Dataset rows describing interfaces:
────

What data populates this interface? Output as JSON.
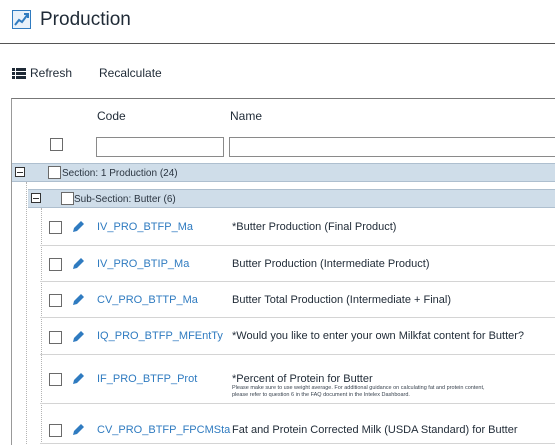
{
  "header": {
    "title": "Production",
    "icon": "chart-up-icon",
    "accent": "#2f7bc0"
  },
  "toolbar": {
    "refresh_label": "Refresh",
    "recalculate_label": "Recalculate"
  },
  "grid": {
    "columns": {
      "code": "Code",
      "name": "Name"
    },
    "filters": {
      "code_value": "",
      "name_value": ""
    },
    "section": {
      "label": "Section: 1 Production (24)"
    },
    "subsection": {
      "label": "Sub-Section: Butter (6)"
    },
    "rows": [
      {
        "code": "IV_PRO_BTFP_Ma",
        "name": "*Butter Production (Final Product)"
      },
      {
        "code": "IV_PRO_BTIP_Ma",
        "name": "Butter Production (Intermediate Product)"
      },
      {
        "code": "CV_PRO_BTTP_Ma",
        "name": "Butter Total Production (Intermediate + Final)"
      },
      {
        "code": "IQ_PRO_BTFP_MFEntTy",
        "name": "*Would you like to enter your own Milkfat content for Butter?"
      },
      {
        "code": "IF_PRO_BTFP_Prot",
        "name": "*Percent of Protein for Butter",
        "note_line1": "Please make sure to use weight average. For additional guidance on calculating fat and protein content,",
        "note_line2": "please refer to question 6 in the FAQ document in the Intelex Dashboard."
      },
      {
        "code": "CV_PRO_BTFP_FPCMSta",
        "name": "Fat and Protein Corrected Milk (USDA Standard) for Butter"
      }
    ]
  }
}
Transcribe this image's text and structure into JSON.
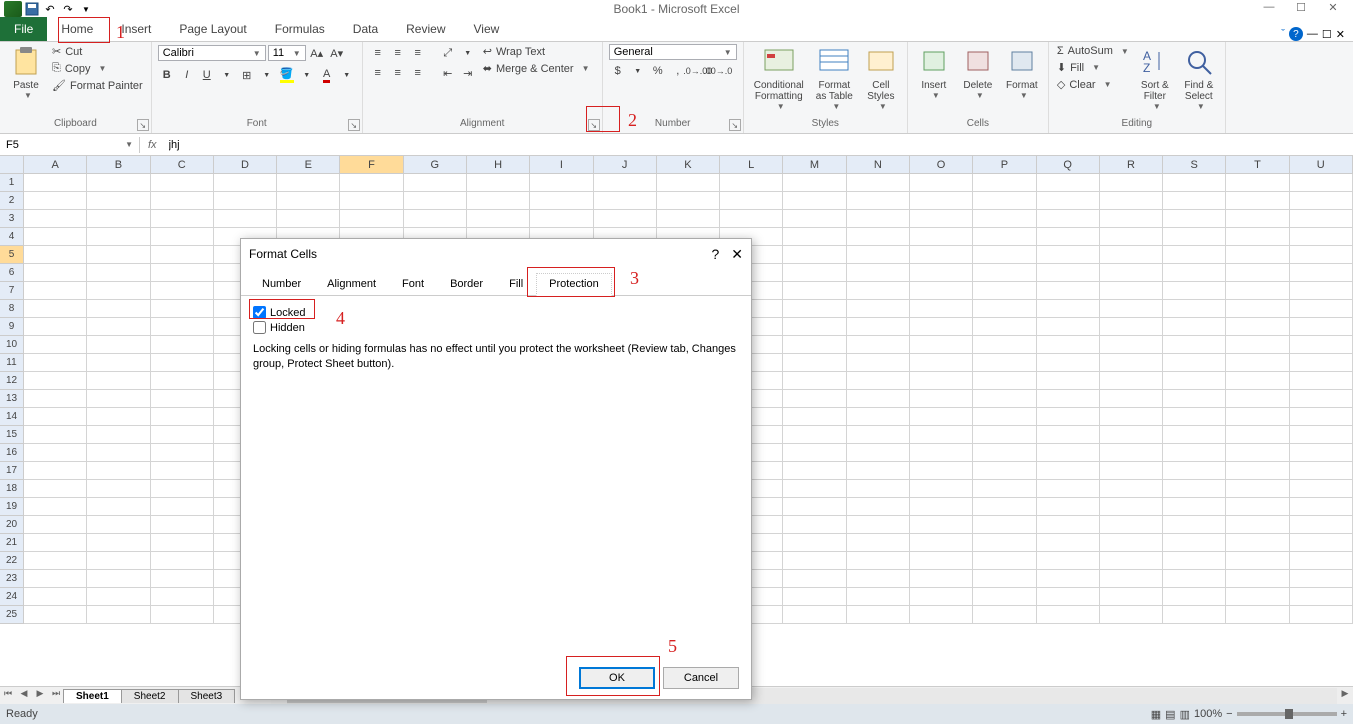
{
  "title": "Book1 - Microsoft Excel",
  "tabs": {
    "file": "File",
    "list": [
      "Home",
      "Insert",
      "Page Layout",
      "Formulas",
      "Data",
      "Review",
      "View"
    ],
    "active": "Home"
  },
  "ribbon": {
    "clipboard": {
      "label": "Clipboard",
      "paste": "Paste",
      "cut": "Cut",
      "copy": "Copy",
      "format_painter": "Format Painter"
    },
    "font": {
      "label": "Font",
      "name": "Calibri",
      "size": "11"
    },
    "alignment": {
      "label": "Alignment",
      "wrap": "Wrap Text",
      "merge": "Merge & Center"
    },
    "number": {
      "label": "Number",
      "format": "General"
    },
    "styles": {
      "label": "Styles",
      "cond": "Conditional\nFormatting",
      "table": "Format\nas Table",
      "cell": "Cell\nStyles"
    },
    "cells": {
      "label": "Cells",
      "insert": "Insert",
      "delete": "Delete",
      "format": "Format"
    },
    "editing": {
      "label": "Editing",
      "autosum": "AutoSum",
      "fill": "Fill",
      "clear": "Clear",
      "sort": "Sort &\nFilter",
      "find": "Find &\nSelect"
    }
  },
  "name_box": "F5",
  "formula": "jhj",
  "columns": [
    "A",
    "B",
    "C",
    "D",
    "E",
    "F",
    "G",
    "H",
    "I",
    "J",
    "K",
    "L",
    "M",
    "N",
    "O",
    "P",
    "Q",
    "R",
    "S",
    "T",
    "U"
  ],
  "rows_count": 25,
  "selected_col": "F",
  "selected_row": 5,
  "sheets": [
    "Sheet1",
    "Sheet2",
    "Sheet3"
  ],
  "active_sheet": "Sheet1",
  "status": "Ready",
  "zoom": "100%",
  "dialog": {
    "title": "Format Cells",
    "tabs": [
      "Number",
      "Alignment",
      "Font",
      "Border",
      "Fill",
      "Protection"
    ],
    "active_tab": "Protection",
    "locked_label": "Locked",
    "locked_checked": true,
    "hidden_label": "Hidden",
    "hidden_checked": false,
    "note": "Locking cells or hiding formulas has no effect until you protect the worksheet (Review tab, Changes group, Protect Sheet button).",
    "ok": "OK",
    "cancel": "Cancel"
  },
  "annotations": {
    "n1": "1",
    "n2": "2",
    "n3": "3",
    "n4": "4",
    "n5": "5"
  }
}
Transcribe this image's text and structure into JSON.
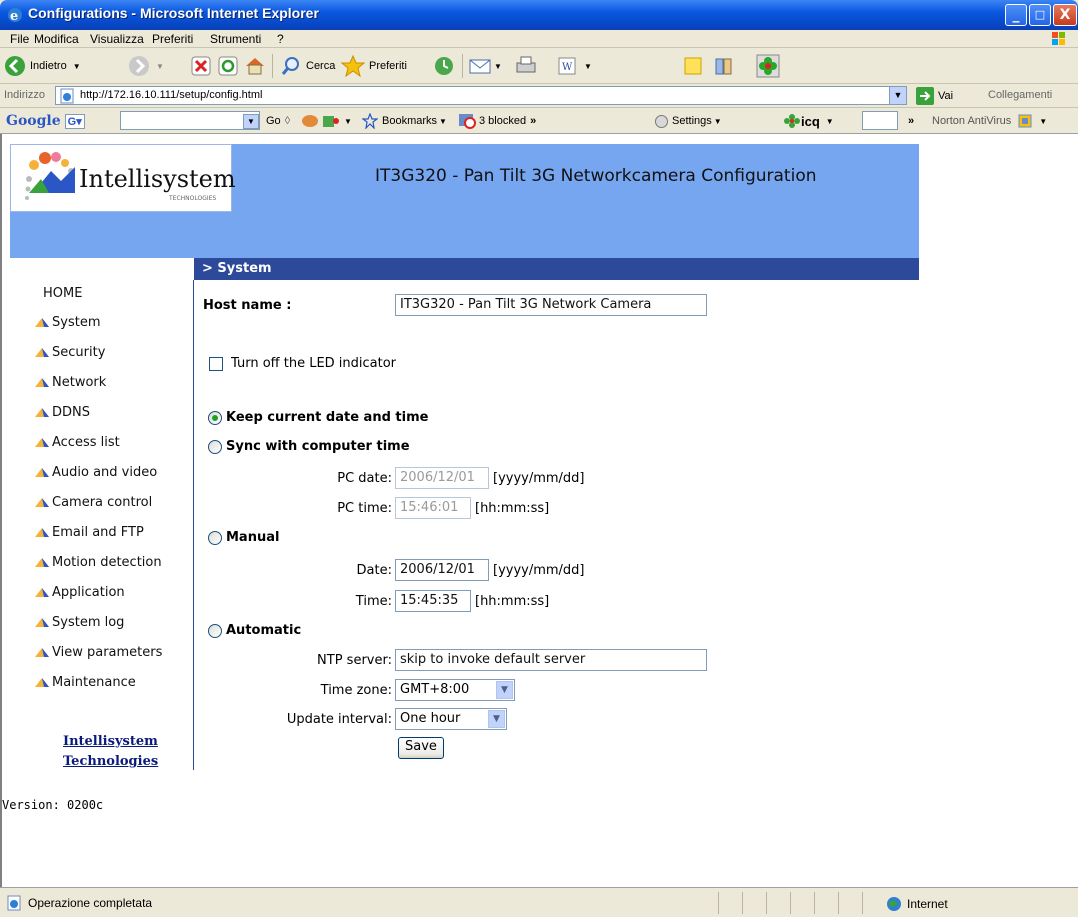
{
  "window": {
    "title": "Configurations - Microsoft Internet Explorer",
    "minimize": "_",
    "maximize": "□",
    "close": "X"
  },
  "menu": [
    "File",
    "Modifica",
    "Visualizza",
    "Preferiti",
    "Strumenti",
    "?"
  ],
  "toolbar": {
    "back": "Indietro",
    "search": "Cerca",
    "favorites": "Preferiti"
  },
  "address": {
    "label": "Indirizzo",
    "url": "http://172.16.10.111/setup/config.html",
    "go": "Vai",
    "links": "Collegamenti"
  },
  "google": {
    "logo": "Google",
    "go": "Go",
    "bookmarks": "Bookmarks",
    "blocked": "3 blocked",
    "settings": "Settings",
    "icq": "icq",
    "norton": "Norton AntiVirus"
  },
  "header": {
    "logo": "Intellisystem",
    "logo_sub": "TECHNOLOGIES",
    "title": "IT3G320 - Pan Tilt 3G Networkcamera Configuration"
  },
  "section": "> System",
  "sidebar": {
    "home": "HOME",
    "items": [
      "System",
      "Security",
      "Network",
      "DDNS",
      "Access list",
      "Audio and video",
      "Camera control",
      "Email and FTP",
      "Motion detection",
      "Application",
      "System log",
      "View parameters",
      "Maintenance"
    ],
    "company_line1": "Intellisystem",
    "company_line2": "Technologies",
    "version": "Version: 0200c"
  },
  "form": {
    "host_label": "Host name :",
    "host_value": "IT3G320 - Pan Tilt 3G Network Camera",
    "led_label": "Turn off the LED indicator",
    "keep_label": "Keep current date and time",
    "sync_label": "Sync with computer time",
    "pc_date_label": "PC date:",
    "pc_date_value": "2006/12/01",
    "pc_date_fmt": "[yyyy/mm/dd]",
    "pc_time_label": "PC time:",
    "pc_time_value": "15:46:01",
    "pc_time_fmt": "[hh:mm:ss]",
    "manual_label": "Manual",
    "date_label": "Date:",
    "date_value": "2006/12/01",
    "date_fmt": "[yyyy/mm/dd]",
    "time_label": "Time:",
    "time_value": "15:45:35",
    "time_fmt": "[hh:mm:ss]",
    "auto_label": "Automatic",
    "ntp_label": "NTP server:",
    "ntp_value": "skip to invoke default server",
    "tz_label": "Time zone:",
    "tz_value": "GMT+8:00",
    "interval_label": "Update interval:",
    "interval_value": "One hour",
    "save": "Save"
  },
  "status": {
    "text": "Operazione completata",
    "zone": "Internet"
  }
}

────

WHAT YOU WILL DO: For every line of the records that includes the string "server", add one to a tally; the answer is that tally alone.

RESPONSE TO THE EXERCISE: 2